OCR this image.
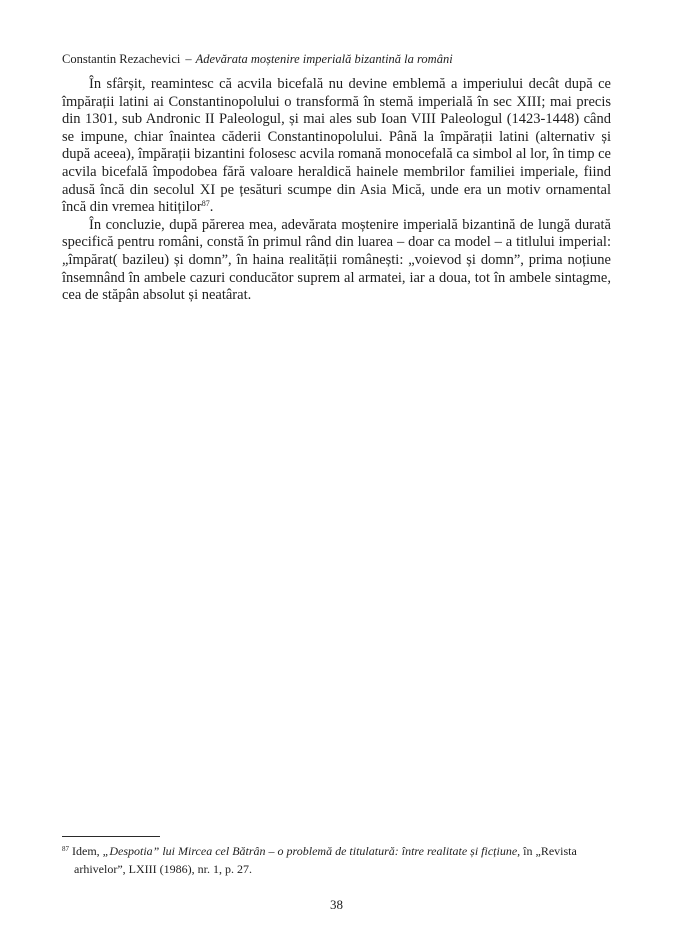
Constantin Rezachevici – Adevărata moștenire imperială bizantină la români

În sfârșit, reamintesc că acvila bicefală nu devine emblemă a imperiului decât după ce împărații latini ai Constantinopolului o transformă în stemă imperială în sec XIII; mai precis din 1301, sub Andronic II Paleologul, și mai ales sub Ioan VIII Paleologul (1423-1448) când se impune, chiar înaintea căderii Constantinopolului. Până la împărații latini (alternativ și după aceea), împărații bizantini folosesc acvila romană monocefală ca simbol al lor, în timp ce acvila bicefală împodobea fără valoare heraldică hainele membrilor familiei imperiale, fiind adusă încă din secolul XI pe țesături scumpe din Asia Mică, unde era un motiv ornamental încă din vremea hitiților$^{87}$.

În concluzie, după părerea mea, adevărata moștenire imperială bizantină de lungă durată specifică pentru români, constă în primul rând din luarea – doar ca model – a titlului imperial: „împărat( bazileu) și domn”, în haina realității românești: „voievod și domn”, prima noțiune însemnând în ambele cazuri conducător suprem al armatei, iar a doua, tot în ambele sintagme, cea de stăpân absolut și neatârat.

$^{87}$ Idem, „Despotia” lui Mircea cel Bătrân – o problemă de titulatură: între realitate și ficțiune, în „Revista
arhivelor”, LXIII (1986), nr. 1, p. 27.
38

=== Aim of the exercise ===
Find every line above that contains the word "bizantină", and return each one.

=== Solution to the problem ===
Constantin Rezachevici – Adevărata moștenire imperială bizantină la români
În concluzie, după părerea mea, adevărata moștenire imperială bizantină de lungă durată specifică pentru români, constă în primul rând din luarea – doar ca model – a titlului imperial: „împărat( bazileu) și domn”, în haina realității românești: „voievod și domn”, prima noțiune însemnând în ambele cazuri conducător suprem al armatei, iar a doua, tot în ambele sintagme, cea de stăpân absolut și neatârat.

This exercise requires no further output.